What the exercise asks:
State the number of lines that include the string "रकरण", and write nothing else.

Dataset extract:
---+---
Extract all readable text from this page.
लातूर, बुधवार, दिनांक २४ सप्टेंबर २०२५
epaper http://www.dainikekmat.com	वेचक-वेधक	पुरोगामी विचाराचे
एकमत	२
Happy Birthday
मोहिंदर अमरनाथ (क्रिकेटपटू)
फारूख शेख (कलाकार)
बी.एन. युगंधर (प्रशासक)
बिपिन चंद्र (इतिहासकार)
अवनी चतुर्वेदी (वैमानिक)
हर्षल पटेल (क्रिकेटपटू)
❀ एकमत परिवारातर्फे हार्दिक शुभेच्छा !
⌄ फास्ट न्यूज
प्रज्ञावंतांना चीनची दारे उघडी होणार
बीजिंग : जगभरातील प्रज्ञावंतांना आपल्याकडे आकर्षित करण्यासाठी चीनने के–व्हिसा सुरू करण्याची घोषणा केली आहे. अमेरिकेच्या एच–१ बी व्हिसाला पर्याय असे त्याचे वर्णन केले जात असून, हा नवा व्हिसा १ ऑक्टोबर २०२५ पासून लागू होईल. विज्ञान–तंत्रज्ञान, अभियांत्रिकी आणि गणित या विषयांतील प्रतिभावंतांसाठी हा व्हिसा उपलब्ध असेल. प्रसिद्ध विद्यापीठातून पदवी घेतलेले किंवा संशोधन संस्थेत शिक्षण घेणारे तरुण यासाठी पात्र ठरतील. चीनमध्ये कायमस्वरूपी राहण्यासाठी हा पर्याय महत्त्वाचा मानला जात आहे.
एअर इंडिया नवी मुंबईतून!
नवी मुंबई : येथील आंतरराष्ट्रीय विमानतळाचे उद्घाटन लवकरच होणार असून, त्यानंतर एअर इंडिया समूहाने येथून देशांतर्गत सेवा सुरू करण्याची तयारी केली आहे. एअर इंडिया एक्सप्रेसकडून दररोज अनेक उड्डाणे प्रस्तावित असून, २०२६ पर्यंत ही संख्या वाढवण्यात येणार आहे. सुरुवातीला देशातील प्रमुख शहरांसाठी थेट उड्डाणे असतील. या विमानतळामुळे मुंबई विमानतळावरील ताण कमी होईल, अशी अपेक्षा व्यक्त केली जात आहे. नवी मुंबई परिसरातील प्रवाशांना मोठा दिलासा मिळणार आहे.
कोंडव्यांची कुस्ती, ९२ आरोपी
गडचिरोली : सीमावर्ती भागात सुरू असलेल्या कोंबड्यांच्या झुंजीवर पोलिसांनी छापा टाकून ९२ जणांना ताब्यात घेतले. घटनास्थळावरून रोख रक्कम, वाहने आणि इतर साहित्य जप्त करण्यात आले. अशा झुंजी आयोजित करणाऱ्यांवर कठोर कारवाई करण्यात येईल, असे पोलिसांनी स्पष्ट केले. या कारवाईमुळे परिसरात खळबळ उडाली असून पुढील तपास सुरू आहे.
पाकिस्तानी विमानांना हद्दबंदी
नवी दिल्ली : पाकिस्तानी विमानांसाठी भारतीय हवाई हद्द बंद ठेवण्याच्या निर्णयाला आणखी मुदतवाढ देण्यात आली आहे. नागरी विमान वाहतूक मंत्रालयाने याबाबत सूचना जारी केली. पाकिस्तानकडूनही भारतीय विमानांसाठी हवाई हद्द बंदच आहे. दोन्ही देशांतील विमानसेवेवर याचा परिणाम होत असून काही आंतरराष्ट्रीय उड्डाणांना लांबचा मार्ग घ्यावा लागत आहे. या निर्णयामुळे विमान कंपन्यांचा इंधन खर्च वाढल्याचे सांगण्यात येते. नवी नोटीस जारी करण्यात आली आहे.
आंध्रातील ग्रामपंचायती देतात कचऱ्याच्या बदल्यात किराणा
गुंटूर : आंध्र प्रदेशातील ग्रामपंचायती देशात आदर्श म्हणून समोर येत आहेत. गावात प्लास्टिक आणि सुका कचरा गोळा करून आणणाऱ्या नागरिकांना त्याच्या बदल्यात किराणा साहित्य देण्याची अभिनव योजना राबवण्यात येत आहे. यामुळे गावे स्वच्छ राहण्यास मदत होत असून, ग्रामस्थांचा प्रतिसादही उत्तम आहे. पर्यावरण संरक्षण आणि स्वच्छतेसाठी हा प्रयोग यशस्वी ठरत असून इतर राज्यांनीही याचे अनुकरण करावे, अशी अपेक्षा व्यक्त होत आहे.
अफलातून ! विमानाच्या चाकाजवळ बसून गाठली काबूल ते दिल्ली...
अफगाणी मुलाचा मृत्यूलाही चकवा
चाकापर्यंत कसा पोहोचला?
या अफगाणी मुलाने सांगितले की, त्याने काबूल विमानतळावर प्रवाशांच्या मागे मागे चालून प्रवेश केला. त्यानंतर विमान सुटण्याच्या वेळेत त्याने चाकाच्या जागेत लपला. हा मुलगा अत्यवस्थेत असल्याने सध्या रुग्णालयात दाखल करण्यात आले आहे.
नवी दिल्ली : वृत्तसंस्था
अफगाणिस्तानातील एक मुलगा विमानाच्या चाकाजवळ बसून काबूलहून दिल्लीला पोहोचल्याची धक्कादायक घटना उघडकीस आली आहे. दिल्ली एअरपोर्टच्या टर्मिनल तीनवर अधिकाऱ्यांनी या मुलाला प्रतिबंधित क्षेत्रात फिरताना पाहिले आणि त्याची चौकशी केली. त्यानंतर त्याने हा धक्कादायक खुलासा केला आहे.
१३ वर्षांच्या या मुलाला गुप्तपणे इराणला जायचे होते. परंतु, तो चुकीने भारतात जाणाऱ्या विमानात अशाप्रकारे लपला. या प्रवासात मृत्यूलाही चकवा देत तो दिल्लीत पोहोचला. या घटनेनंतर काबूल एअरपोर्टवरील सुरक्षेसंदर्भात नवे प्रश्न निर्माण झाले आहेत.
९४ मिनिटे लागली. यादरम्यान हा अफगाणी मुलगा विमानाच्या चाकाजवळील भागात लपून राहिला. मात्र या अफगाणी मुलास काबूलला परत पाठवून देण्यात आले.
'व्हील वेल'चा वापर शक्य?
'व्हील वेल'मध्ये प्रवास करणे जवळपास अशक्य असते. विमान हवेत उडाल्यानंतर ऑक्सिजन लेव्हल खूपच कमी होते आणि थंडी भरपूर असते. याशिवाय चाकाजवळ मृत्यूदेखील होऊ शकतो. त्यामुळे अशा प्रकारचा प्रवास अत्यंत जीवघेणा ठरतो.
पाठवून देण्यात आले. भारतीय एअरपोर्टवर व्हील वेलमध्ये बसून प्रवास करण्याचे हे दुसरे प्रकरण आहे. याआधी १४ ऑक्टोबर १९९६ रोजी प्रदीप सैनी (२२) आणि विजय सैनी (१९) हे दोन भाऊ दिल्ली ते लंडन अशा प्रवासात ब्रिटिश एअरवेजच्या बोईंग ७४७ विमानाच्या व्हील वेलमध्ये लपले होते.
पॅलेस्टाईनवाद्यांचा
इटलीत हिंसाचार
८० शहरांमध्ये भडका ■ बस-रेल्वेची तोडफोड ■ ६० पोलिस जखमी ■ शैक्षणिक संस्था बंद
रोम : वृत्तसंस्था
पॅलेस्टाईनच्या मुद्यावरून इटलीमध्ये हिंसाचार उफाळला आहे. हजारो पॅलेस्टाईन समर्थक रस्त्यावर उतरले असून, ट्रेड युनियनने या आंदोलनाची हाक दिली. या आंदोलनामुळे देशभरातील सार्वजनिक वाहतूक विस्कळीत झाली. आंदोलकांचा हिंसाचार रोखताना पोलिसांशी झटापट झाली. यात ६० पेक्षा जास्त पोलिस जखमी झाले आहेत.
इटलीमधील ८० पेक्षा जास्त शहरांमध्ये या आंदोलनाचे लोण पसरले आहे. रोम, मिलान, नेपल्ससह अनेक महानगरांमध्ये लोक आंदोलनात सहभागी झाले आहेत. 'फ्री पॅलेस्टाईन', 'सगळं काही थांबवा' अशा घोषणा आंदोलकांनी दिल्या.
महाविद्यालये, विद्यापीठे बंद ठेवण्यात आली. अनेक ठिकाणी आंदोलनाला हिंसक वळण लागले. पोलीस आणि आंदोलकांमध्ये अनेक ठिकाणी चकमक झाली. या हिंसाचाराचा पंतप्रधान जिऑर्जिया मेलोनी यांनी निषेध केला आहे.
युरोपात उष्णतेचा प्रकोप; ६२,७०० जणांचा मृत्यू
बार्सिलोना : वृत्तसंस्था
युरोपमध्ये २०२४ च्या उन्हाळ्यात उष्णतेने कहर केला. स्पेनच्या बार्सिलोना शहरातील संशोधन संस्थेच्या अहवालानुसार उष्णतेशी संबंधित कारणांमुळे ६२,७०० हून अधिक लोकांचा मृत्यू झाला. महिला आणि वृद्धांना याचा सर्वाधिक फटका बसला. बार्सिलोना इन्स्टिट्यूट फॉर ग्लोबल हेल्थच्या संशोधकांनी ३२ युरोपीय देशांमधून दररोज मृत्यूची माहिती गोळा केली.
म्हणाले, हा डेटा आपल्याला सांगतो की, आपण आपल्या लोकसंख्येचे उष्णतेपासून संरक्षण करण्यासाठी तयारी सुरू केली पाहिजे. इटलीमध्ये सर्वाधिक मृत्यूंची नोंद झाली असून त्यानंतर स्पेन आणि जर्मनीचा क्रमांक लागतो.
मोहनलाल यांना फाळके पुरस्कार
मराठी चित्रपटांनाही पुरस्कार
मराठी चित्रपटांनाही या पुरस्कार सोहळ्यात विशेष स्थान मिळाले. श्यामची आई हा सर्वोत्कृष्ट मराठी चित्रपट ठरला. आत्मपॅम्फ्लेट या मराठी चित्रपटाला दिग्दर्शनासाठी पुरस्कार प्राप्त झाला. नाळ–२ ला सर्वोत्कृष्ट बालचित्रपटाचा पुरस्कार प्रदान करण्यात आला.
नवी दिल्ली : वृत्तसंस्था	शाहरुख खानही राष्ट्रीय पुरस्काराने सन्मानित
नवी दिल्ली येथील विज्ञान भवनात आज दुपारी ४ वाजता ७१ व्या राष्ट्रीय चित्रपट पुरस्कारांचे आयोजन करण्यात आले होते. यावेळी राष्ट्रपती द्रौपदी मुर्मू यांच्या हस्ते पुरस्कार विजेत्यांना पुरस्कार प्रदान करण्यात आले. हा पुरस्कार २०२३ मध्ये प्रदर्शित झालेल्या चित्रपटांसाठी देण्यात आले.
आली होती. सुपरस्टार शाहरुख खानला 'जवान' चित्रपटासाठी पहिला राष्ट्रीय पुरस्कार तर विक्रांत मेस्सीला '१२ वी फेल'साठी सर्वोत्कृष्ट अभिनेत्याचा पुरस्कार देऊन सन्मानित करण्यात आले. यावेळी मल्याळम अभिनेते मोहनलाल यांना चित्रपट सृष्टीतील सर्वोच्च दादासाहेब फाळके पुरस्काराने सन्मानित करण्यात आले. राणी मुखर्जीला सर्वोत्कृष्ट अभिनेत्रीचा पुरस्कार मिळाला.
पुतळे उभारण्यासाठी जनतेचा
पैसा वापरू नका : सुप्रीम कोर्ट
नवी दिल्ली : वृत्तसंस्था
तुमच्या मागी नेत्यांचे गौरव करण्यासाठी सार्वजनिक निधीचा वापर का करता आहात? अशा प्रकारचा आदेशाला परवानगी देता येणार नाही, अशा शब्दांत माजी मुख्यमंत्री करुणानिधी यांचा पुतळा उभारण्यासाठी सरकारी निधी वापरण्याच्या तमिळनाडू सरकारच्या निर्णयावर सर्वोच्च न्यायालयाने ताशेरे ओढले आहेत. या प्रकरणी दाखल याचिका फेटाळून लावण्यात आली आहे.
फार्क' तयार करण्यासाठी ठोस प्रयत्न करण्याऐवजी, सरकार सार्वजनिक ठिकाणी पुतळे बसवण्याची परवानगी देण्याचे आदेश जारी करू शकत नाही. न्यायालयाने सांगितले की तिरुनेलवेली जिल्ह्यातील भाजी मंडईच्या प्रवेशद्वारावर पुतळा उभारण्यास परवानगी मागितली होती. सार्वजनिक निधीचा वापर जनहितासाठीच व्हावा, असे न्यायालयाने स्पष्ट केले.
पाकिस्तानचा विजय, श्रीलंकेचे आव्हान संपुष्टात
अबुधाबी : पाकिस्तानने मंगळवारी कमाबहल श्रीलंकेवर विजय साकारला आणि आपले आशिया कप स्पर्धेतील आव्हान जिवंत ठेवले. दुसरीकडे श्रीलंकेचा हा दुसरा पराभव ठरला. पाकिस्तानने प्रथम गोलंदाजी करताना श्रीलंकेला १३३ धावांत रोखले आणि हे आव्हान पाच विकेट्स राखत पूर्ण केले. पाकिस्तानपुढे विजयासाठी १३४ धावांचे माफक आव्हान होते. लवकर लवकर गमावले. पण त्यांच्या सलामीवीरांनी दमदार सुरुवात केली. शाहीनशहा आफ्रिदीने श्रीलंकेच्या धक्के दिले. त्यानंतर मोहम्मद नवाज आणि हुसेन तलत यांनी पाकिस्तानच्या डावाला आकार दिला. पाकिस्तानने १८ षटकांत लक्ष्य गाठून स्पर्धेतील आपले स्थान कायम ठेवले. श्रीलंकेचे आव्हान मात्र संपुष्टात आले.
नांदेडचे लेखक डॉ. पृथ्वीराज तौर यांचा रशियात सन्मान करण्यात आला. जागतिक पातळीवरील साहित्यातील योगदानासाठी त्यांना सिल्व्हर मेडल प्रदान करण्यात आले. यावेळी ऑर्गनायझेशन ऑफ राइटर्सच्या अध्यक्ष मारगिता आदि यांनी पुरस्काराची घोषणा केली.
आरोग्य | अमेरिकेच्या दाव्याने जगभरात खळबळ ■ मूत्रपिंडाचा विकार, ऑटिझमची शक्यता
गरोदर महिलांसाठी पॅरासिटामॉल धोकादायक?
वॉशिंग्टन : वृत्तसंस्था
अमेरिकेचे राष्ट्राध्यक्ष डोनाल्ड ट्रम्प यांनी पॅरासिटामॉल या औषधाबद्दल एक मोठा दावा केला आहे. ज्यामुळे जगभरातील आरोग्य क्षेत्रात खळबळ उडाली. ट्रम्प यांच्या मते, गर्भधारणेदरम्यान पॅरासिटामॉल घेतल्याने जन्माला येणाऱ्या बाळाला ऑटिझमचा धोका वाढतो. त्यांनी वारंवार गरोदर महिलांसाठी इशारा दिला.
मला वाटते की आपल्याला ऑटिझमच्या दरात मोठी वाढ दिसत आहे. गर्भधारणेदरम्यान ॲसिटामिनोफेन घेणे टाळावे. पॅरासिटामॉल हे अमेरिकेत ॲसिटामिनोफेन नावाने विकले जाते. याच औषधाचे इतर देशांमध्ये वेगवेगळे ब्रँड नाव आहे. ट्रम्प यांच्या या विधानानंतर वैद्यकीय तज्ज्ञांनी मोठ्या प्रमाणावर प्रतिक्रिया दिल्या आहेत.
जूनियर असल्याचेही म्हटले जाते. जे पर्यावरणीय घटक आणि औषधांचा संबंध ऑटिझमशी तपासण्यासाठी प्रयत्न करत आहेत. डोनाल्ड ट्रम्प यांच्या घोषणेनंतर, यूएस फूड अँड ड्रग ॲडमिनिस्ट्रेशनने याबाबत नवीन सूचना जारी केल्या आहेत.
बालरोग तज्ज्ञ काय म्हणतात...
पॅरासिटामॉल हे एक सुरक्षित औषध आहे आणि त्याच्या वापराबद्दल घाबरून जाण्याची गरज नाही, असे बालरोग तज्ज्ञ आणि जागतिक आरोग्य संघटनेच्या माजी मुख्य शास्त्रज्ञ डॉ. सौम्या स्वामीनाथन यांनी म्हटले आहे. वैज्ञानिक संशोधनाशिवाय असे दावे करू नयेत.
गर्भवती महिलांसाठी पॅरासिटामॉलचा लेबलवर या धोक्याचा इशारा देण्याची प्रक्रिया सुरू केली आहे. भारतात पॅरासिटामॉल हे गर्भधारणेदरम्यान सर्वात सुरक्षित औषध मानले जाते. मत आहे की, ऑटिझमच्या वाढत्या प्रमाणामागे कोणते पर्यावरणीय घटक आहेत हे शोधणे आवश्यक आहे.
---+---
Result of the task:
2